INSTRUCTIONS FOR THE TASK:
Below are some entries. Copy each line that holds the string "name".

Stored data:
***

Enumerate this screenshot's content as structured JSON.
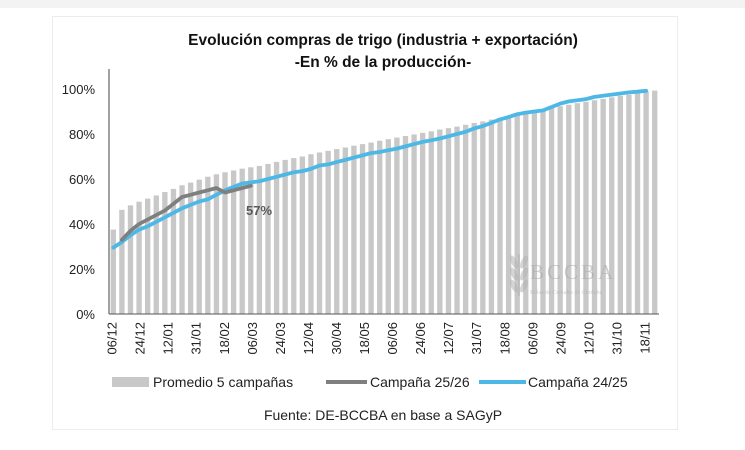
{
  "chart_data": {
    "type": "bar+line",
    "title": "Evolución compras de trigo (industria + exportación)",
    "subtitle": "-En % de la producción-",
    "ylim": [
      0,
      100
    ],
    "yticks": [
      0,
      20,
      40,
      60,
      80,
      100
    ],
    "ytick_labels": [
      "0%",
      "20%",
      "40%",
      "60%",
      "80%",
      "100%"
    ],
    "tick_labels": [
      "06/12",
      "24/12",
      "12/01",
      "31/01",
      "18/02",
      "06/03",
      "24/03",
      "12/04",
      "30/04",
      "18/05",
      "06/06",
      "24/06",
      "12/07",
      "31/07",
      "18/08",
      "06/09",
      "24/09",
      "12/10",
      "31/10",
      "18/11"
    ],
    "series": [
      {
        "name": "Promedio 5 campañas",
        "kind": "bar",
        "color": "#c8c8c8",
        "values": [
          37.5,
          46.3,
          48.3,
          49.9,
          51.3,
          52.7,
          54.2,
          55.6,
          57.2,
          58.4,
          59.7,
          61,
          62.1,
          63,
          63.8,
          64.6,
          65.2,
          65.8,
          66.7,
          67.6,
          68.5,
          69.3,
          70,
          71,
          71.8,
          72.5,
          73.3,
          74,
          74.8,
          75.5,
          76.2,
          77,
          77.7,
          78.4,
          79.1,
          79.8,
          80.5,
          81.2,
          82,
          82.6,
          83.3,
          84.1,
          84.9,
          85.6,
          86.4,
          87.2,
          88,
          88.8,
          89.6,
          90.3,
          91,
          91.7,
          92.4,
          93,
          93.7,
          94.3,
          95,
          95.6,
          96.3,
          97,
          97.5,
          98.3,
          99,
          99.3
        ]
      },
      {
        "name": "Campaña 25/26",
        "kind": "line",
        "color": "#7f7f7f",
        "values": [
          null,
          33,
          37,
          40,
          42,
          44,
          46,
          49,
          52,
          53,
          54,
          55,
          56,
          54,
          55,
          56,
          57
        ]
      },
      {
        "name": "Campaña 24/25",
        "kind": "line",
        "color": "#4db8e6",
        "values": [
          29.5,
          32,
          35,
          37.5,
          39,
          41,
          43,
          45,
          47,
          48.5,
          50,
          51,
          53,
          55,
          56.5,
          58,
          58.5,
          59,
          60,
          61,
          62,
          63,
          63.5,
          64.5,
          66,
          66.5,
          67.5,
          68.5,
          69.5,
          70.5,
          71.5,
          72,
          72.8,
          73.5,
          74.5,
          75.5,
          76.5,
          77.2,
          78,
          79,
          80,
          81,
          82.5,
          83.5,
          85,
          86.5,
          87.5,
          88.8,
          89.5,
          90,
          90.5,
          92,
          93.5,
          94.5,
          95,
          95.5,
          96.5,
          97,
          97.5,
          98,
          98.5,
          98.8,
          99.2
        ]
      }
    ],
    "annotation": "57%",
    "legend_position": "bottom"
  },
  "source": "Fuente: DE-BCCBA en base a SAGyP",
  "watermark": {
    "logo": "BCCBA",
    "tagline": "Bolsa de Cereales de Córdoba"
  }
}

***

ANSWER TO THE PROBLEM:
        "name": "Promedio 5 campañas",
        "name": "Campaña 25/26",
        "name": "Campaña 24/25",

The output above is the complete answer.